▶ _Your objective_
Please retype the data in full and exactly; the pictures are not part of the copy.

════════════════

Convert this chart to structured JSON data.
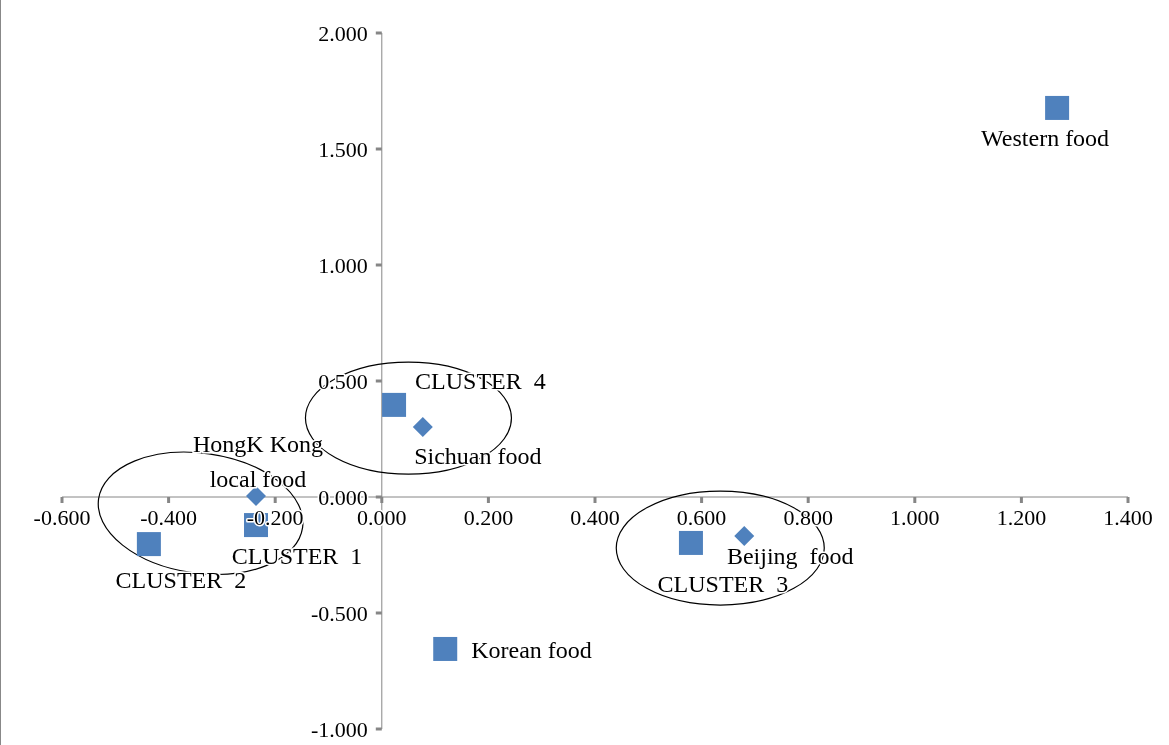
{
  "chart_data": {
    "type": "scatter",
    "xlim": [
      -0.6,
      1.4
    ],
    "ylim": [
      -1,
      2
    ],
    "xticks": [
      {
        "value": -0.6,
        "label": "-0.600"
      },
      {
        "value": -0.4,
        "label": "-0.400"
      },
      {
        "value": -0.2,
        "label": "-0.200"
      },
      {
        "value": 0,
        "label": "0.000"
      },
      {
        "value": 0.2,
        "label": "0.200"
      },
      {
        "value": 0.4,
        "label": "0.400"
      },
      {
        "value": 0.6,
        "label": "0.600"
      },
      {
        "value": 0.8,
        "label": "0.800"
      },
      {
        "value": 1,
        "label": "1.000"
      },
      {
        "value": 1.2,
        "label": "1.200"
      },
      {
        "value": 1.4,
        "label": "1.400"
      }
    ],
    "yticks": [
      {
        "value": -1,
        "label": "-1.000"
      },
      {
        "value": -0.5,
        "label": "-0.500"
      },
      {
        "value": 0,
        "label": "0.000"
      },
      {
        "value": 0.5,
        "label": "0.500"
      },
      {
        "value": 1,
        "label": "1.000"
      },
      {
        "value": 1.5,
        "label": "1.500"
      },
      {
        "value": 2,
        "label": "2.000"
      }
    ],
    "series": [
      {
        "color": "#4f81bd",
        "marker": "square",
        "x": [
          1.267,
          0.023,
          -0.236,
          -0.437,
          0.58,
          0.119
        ],
        "values": [
          1.677,
          0.397,
          -0.121,
          -0.203,
          -0.198,
          -0.655
        ]
      },
      {
        "color": "#4f81bd",
        "marker": "diamond",
        "x": [
          0.077,
          -0.236,
          0.68
        ],
        "values": [
          0.302,
          0.004,
          -0.168
        ]
      }
    ],
    "annotations": [
      {
        "text": "Western food",
        "x": 1.267,
        "y": 1.677
      },
      {
        "text": "CLUSTER  4",
        "x": 0.023,
        "y": 0.397
      },
      {
        "text": "Sichuan food",
        "x": 0.077,
        "y": 0.302
      },
      {
        "text": "HongK Kong local food",
        "x": -0.236,
        "y": 0.004
      },
      {
        "text": "CLUSTER  1",
        "x": -0.236,
        "y": -0.121
      },
      {
        "text": "CLUSTER  2",
        "x": -0.437,
        "y": -0.203
      },
      {
        "text": "CLUSTER  3",
        "x": 0.58,
        "y": -0.198
      },
      {
        "text": "Beijing  food",
        "x": 0.68,
        "y": -0.168
      },
      {
        "text": "Korean food",
        "x": 0.119,
        "y": -0.655
      }
    ]
  }
}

════════════════

▶ _Final answer_
Convert this chart to structured JSON data.
{
  "chart_data": {
    "type": "scatter",
    "xlim": [
      -0.6,
      1.4
    ],
    "ylim": [
      -1,
      2
    ],
    "xticks": [
      {
        "value": -0.6,
        "label": "-0.600"
      },
      {
        "value": -0.4,
        "label": "-0.400"
      },
      {
        "value": -0.2,
        "label": "-0.200"
      },
      {
        "value": 0,
        "label": "0.000"
      },
      {
        "value": 0.2,
        "label": "0.200"
      },
      {
        "value": 0.4,
        "label": "0.400"
      },
      {
        "value": 0.6,
        "label": "0.600"
      },
      {
        "value": 0.8,
        "label": "0.800"
      },
      {
        "value": 1,
        "label": "1.000"
      },
      {
        "value": 1.2,
        "label": "1.200"
      },
      {
        "value": 1.4,
        "label": "1.400"
      }
    ],
    "yticks": [
      {
        "value": -1,
        "label": "-1.000"
      },
      {
        "value": -0.5,
        "label": "-0.500"
      },
      {
        "value": 0,
        "label": "0.000"
      },
      {
        "value": 0.5,
        "label": "0.500"
      },
      {
        "value": 1,
        "label": "1.000"
      },
      {
        "value": 1.5,
        "label": "1.500"
      },
      {
        "value": 2,
        "label": "2.000"
      }
    ],
    "series": [
      {
        "color": "#4f81bd",
        "marker": "square",
        "x": [
          1.267,
          0.023,
          -0.236,
          -0.437,
          0.58,
          0.119
        ],
        "values": [
          1.677,
          0.397,
          -0.121,
          -0.203,
          -0.198,
          -0.655
        ]
      },
      {
        "color": "#4f81bd",
        "marker": "diamond",
        "x": [
          0.077,
          -0.236,
          0.68
        ],
        "values": [
          0.302,
          0.004,
          -0.168
        ]
      }
    ],
    "annotations": [
      {
        "text": "Western food",
        "x": 1.267,
        "y": 1.677
      },
      {
        "text": "CLUSTER  4",
        "x": 0.023,
        "y": 0.397
      },
      {
        "text": "Sichuan food",
        "x": 0.077,
        "y": 0.302
      },
      {
        "text": "HongK Kong local food",
        "x": -0.236,
        "y": 0.004
      },
      {
        "text": "CLUSTER  1",
        "x": -0.236,
        "y": -0.121
      },
      {
        "text": "CLUSTER  2",
        "x": -0.437,
        "y": -0.203
      },
      {
        "text": "CLUSTER  3",
        "x": 0.58,
        "y": -0.198
      },
      {
        "text": "Beijing  food",
        "x": 0.68,
        "y": -0.168
      },
      {
        "text": "Korean food",
        "x": 0.119,
        "y": -0.655
      }
    ]
  }
}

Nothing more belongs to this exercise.